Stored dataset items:
┄┄┄┄┄┄

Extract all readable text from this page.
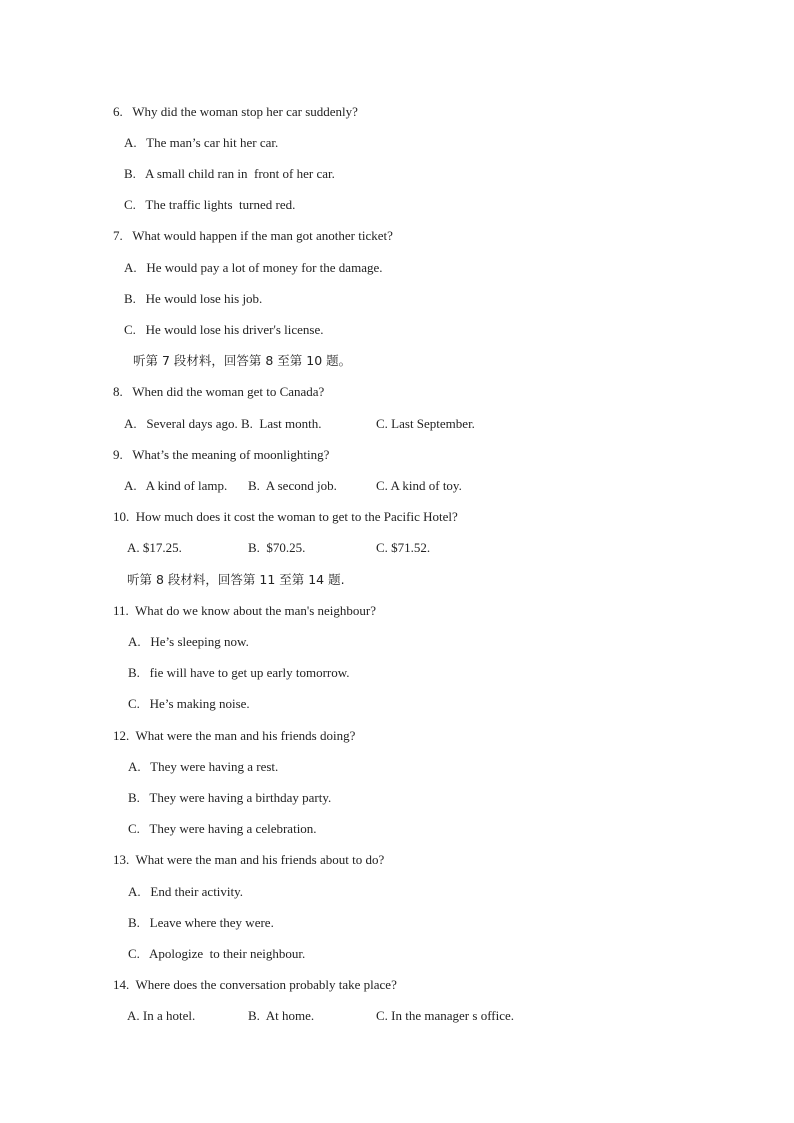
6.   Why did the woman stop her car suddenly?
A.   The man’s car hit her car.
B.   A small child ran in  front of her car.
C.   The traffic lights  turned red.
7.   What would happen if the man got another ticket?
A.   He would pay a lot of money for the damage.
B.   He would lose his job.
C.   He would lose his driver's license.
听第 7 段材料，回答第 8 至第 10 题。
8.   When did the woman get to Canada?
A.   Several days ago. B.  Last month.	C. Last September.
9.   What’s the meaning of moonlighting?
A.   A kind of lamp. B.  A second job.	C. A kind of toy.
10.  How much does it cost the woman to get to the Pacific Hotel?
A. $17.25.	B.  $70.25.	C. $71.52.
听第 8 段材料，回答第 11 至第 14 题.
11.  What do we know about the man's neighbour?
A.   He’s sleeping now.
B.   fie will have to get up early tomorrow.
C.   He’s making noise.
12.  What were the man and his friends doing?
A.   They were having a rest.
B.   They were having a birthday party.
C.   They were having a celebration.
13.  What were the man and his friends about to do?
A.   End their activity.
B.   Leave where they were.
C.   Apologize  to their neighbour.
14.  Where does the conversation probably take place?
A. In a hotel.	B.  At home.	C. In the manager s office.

┄┄┄┄┄┄

Instructions to follow: Omit the pictures and reproduce the listing exactly.

Task answer:
Extract all readable text from this page.
6.   Why did the woman stop her car suddenly?
A.   The man’s car hit her car.
B.   A small child ran in  front of her car.
C.   The traffic lights  turned red.
7.   What would happen if the man got another ticket?
A.   He would pay a lot of money for the damage.
B.   He would lose his job.
C.   He would lose his driver's license.
听第 7 段材料，回答第 8 至第 10 题。
8.   When did the woman get to Canada?
A.   Several days ago. B.  Last month.	C. Last September.
9.   What’s the meaning of moonlighting?
A.   A kind of lamp. B.  A second job.	C. A kind of toy.
10.  How much does it cost the woman to get to the Pacific Hotel?
A. $17.25.	B.  $70.25.	C. $71.52.
听第 8 段材料，回答第 11 至第 14 题.
11.  What do we know about the man's neighbour?
A.   He’s sleeping now.
B.   fie will have to get up early tomorrow.
C.   He’s making noise.
12.  What were the man and his friends doing?
A.   They were having a rest.
B.   They were having a birthday party.
C.   They were having a celebration.
13.  What were the man and his friends about to do?
A.   End their activity.
B.   Leave where they were.
C.   Apologize  to their neighbour.
14.  Where does the conversation probably take place?
A. In a hotel.	B.  At home.	C. In the manager s office.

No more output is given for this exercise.